▸ **WHAT IS NEEDED**
Please reproduce every record, keeping each one exactly as written.

▸ **Stored entries**
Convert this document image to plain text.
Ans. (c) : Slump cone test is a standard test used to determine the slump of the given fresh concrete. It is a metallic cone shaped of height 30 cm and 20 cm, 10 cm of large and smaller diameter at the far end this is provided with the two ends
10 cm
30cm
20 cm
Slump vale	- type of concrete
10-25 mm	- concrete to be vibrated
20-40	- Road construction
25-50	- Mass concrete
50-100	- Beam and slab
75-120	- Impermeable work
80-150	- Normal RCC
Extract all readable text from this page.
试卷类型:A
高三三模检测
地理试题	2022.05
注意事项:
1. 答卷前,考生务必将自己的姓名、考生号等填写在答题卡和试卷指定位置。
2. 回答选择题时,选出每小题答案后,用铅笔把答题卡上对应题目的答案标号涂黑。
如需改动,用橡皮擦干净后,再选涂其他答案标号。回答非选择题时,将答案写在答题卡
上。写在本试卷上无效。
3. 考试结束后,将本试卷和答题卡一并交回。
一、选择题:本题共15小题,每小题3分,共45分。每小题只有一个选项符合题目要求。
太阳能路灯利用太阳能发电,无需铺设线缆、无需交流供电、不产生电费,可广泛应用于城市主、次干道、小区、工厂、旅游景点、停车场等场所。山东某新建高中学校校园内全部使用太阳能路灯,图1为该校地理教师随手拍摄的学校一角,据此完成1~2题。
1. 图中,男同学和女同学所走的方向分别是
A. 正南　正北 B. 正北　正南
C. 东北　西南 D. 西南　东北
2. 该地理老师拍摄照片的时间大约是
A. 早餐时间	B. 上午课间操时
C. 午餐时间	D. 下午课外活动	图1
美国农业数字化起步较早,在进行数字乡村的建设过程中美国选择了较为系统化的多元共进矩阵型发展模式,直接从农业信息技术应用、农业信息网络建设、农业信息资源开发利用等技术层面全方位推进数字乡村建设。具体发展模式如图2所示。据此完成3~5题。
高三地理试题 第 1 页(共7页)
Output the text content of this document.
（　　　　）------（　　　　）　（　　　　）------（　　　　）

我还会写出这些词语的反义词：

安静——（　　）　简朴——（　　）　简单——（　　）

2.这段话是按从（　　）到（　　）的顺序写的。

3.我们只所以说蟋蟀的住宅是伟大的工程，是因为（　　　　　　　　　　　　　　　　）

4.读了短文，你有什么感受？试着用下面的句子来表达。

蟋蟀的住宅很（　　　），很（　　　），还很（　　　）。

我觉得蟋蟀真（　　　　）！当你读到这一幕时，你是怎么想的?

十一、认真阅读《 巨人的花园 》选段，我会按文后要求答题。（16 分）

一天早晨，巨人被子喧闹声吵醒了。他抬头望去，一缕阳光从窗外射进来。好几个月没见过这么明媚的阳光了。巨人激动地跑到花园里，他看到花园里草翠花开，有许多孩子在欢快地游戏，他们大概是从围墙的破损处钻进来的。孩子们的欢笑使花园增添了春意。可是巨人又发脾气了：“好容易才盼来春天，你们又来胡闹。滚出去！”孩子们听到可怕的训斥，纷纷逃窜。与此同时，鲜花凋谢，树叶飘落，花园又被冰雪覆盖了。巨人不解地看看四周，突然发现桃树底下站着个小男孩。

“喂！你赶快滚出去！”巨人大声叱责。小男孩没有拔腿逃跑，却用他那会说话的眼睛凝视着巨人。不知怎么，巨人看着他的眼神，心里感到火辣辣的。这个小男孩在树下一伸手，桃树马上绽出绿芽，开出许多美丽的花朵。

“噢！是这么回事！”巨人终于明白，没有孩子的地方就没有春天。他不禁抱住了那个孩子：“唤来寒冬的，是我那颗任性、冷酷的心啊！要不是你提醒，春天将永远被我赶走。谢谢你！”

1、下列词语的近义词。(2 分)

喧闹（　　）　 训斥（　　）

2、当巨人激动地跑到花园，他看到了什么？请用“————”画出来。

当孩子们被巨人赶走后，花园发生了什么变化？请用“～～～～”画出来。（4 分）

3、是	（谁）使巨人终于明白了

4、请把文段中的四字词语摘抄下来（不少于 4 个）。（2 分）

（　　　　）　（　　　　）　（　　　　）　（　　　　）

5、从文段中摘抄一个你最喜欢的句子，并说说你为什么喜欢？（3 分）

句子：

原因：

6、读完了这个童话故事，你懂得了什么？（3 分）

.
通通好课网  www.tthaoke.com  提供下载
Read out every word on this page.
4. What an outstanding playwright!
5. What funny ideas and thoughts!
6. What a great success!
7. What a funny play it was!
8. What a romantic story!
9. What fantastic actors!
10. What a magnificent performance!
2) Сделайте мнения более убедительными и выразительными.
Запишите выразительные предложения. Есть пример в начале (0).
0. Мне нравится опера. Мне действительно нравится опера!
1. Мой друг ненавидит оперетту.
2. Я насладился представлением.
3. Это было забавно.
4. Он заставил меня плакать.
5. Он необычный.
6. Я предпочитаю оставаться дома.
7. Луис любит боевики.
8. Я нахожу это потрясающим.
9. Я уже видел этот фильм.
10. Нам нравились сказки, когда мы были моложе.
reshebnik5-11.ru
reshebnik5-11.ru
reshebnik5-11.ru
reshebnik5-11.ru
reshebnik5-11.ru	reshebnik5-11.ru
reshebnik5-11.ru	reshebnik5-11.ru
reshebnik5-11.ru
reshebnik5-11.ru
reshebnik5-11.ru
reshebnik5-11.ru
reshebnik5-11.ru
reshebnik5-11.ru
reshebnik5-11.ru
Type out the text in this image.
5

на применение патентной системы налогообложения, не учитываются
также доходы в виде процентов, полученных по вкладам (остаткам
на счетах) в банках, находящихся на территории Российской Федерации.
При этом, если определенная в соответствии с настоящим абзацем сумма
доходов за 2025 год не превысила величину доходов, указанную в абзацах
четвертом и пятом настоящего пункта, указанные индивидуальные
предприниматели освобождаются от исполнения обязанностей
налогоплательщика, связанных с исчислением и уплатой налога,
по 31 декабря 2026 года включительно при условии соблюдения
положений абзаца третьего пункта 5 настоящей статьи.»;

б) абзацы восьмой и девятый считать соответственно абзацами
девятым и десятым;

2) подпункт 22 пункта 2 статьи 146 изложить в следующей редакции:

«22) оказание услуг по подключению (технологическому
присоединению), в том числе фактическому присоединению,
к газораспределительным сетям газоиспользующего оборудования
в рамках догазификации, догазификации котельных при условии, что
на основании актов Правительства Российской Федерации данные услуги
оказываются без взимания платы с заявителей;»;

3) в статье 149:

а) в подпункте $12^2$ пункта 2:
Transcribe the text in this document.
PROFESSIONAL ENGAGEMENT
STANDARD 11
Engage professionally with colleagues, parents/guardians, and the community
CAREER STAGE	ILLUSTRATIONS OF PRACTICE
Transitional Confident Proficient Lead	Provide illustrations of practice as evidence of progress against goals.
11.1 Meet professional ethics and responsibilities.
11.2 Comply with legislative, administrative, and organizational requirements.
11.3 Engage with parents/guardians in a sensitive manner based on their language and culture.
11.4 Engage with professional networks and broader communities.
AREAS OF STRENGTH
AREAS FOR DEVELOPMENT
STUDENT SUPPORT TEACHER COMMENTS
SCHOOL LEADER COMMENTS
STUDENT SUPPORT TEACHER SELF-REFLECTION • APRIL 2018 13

▸ **RESULT OF THE TASK**
Convert this document image to plain text.
Ans. (c) : Slump cone test is a standard test used to determine the slump of the given fresh concrete. It is a metallic cone shaped of height 30 cm and 20 cm, 10 cm of large and smaller diameter at the far end this is provided with the two ends
10 cm
30cm
20 cm
Slump vale	- type of concrete
10-25 mm	- concrete to be vibrated
20-40	- Road construction
25-50	- Mass concrete
50-100	- Beam and slab
75-120	- Impermeable work
80-150	- Normal RCC
Extract all readable text from this page.
试卷类型:A
高三三模检测
地理试题	2022.05
注意事项:
1. 答卷前,考生务必将自己的姓名、考生号等填写在答题卡和试卷指定位置。
2. 回答选择题时,选出每小题答案后,用铅笔把答题卡上对应题目的答案标号涂黑。
如需改动,用橡皮擦干净后,再选涂其他答案标号。回答非选择题时,将答案写在答题卡
上。写在本试卷上无效。
3. 考试结束后,将本试卷和答题卡一并交回。
一、选择题:本题共15小题,每小题3分,共45分。每小题只有一个选项符合题目要求。
太阳能路灯利用太阳能发电,无需铺设线缆、无需交流供电、不产生电费,可广泛应用于城市主、次干道、小区、工厂、旅游景点、停车场等场所。山东某新建高中学校校园内全部使用太阳能路灯,图1为该校地理教师随手拍摄的学校一角,据此完成1~2题。
1. 图中,男同学和女同学所走的方向分别是
A. 正南　正北 B. 正北　正南
C. 东北　西南 D. 西南　东北
2. 该地理老师拍摄照片的时间大约是
A. 早餐时间	B. 上午课间操时
C. 午餐时间	D. 下午课外活动	图1
美国农业数字化起步较早,在进行数字乡村的建设过程中美国选择了较为系统化的多元共进矩阵型发展模式,直接从农业信息技术应用、农业信息网络建设、农业信息资源开发利用等技术层面全方位推进数字乡村建设。具体发展模式如图2所示。据此完成3~5题。
高三地理试题 第 1 页(共7页)
Output the text content of this document.
（　　　　）------（　　　　）　（　　　　）------（　　　　）

我还会写出这些词语的反义词：

安静——（　　）　简朴——（　　）　简单——（　　）

2.这段话是按从（　　）到（　　）的顺序写的。

3.我们只所以说蟋蟀的住宅是伟大的工程，是因为（　　　　　　　　　　　　　　　　）

4.读了短文，你有什么感受？试着用下面的句子来表达。

蟋蟀的住宅很（　　　），很（　　　），还很（　　　）。

我觉得蟋蟀真（　　　　）！当你读到这一幕时，你是怎么想的?

十一、认真阅读《 巨人的花园 》选段，我会按文后要求答题。（16 分）

一天早晨，巨人被子喧闹声吵醒了。他抬头望去，一缕阳光从窗外射进来。好几个月没见过这么明媚的阳光了。巨人激动地跑到花园里，他看到花园里草翠花开，有许多孩子在欢快地游戏，他们大概是从围墙的破损处钻进来的。孩子们的欢笑使花园增添了春意。可是巨人又发脾气了：“好容易才盼来春天，你们又来胡闹。滚出去！”孩子们听到可怕的训斥，纷纷逃窜。与此同时，鲜花凋谢，树叶飘落，花园又被冰雪覆盖了。巨人不解地看看四周，突然发现桃树底下站着个小男孩。

“喂！你赶快滚出去！”巨人大声叱责。小男孩没有拔腿逃跑，却用他那会说话的眼睛凝视着巨人。不知怎么，巨人看着他的眼神，心里感到火辣辣的。这个小男孩在树下一伸手，桃树马上绽出绿芽，开出许多美丽的花朵。

“噢！是这么回事！”巨人终于明白，没有孩子的地方就没有春天。他不禁抱住了那个孩子：“唤来寒冬的，是我那颗任性、冷酷的心啊！要不是你提醒，春天将永远被我赶走。谢谢你！”

1、下列词语的近义词。(2 分)

喧闹（　　）　 训斥（　　）

2、当巨人激动地跑到花园，他看到了什么？请用“————”画出来。

当孩子们被巨人赶走后，花园发生了什么变化？请用“～～～～”画出来。（4 分）

3、是	（谁）使巨人终于明白了

4、请把文段中的四字词语摘抄下来（不少于 4 个）。（2 分）

（　　　　）　（　　　　）　（　　　　）　（　　　　）

5、从文段中摘抄一个你最喜欢的句子，并说说你为什么喜欢？（3 分）

句子：

原因：

6、读完了这个童话故事，你懂得了什么？（3 分）

.
通通好课网  www.tthaoke.com  提供下载
Read out every word on this page.
4. What an outstanding playwright!
5. What funny ideas and thoughts!
6. What a great success!
7. What a funny play it was!
8. What a romantic story!
9. What fantastic actors!
10. What a magnificent performance!
2) Сделайте мнения более убедительными и выразительными.
Запишите выразительные предложения. Есть пример в начале (0).
0. Мне нравится опера. Мне действительно нравится опера!
1. Мой друг ненавидит оперетту.
2. Я насладился представлением.
3. Это было забавно.
4. Он заставил меня плакать.
5. Он необычный.
6. Я предпочитаю оставаться дома.
7. Луис любит боевики.
8. Я нахожу это потрясающим.
9. Я уже видел этот фильм.
10. Нам нравились сказки, когда мы были моложе.
reshebnik5-11.ru
reshebnik5-11.ru
reshebnik5-11.ru
reshebnik5-11.ru
reshebnik5-11.ru	reshebnik5-11.ru
reshebnik5-11.ru	reshebnik5-11.ru
reshebnik5-11.ru
reshebnik5-11.ru
reshebnik5-11.ru
reshebnik5-11.ru
reshebnik5-11.ru
reshebnik5-11.ru
reshebnik5-11.ru
Type out the text in this image.
5

на применение патентной системы налогообложения, не учитываются
также доходы в виде процентов, полученных по вкладам (остаткам
на счетах) в банках, находящихся на территории Российской Федерации.
При этом, если определенная в соответствии с настоящим абзацем сумма
доходов за 2025 год не превысила величину доходов, указанную в абзацах
четвертом и пятом настоящего пункта, указанные индивидуальные
предприниматели освобождаются от исполнения обязанностей
налогоплательщика, связанных с исчислением и уплатой налога,
по 31 декабря 2026 года включительно при условии соблюдения
положений абзаца третьего пункта 5 настоящей статьи.»;

б) абзацы восьмой и девятый считать соответственно абзацами
девятым и десятым;

2) подпункт 22 пункта 2 статьи 146 изложить в следующей редакции:

«22) оказание услуг по подключению (технологическому
присоединению), в том числе фактическому присоединению,
к газораспределительным сетям газоиспользующего оборудования
в рамках догазификации, догазификации котельных при условии, что
на основании актов Правительства Российской Федерации данные услуги
оказываются без взимания платы с заявителей;»;

3) в статье 149:

а) в подпункте $12^2$ пункта 2:
Transcribe the text in this document.
PROFESSIONAL ENGAGEMENT
STANDARD 11
Engage professionally with colleagues, parents/guardians, and the community
CAREER STAGE	ILLUSTRATIONS OF PRACTICE
Transitional Confident Proficient Lead	Provide illustrations of practice as evidence of progress against goals.
11.1 Meet professional ethics and responsibilities.
11.2 Comply with legislative, administrative, and organizational requirements.
11.3 Engage with parents/guardians in a sensitive manner based on their language and culture.
11.4 Engage with professional networks and broader communities.
AREAS OF STRENGTH
AREAS FOR DEVELOPMENT
STUDENT SUPPORT TEACHER COMMENTS
SCHOOL LEADER COMMENTS
STUDENT SUPPORT TEACHER SELF-REFLECTION • APRIL 2018 13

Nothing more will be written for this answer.